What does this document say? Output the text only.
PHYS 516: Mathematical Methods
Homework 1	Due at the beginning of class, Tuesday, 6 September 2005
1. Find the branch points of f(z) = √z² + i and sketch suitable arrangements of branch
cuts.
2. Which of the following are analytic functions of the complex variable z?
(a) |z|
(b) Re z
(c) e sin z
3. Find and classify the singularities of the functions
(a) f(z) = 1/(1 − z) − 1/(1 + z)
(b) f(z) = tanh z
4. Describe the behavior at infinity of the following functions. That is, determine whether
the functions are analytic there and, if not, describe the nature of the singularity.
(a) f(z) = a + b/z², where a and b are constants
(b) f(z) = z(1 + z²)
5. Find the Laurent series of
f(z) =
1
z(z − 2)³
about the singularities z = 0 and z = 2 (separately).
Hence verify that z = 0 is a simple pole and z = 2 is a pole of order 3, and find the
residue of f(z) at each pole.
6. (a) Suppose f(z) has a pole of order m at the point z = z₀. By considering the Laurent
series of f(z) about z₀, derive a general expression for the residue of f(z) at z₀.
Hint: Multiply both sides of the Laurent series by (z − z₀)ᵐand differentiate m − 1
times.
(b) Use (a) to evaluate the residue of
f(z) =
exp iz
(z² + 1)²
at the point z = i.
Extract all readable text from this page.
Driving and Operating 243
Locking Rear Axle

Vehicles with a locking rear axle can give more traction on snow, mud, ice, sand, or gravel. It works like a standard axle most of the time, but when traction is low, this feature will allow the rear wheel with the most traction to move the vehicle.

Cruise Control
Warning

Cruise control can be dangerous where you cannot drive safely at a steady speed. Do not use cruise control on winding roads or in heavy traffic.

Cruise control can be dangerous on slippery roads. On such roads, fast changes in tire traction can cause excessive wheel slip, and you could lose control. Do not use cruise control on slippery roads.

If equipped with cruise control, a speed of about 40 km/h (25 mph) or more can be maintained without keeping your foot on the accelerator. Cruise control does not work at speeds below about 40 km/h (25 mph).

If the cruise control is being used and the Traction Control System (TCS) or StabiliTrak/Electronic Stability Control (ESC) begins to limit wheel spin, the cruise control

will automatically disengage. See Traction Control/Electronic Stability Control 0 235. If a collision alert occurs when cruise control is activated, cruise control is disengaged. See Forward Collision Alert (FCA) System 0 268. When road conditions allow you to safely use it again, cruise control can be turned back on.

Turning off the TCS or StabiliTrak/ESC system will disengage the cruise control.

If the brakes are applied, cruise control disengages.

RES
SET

• GIVEN REQUEST: Only lines with "will" are wanted here; list each of them.

• SOLUTION TO THIS EXERCISE:
Vehicles with a locking rear axle can give more traction on snow, mud, ice, sand, or gravel. It works like a standard axle most of the time, but when traction is low, this feature will allow the rear wheel with the most traction to move the vehicle.
will automatically disengage. See Traction Control/Electronic Stability Control 0 235. If a collision alert occurs when cruise control is activated, cruise control is disengaged. See Forward Collision Alert (FCA) System 0 268. When road conditions allow you to safely use it again, cruise control can be turned back on.
Turning off the TCS or StabiliTrak/ESC system will disengage the cruise control.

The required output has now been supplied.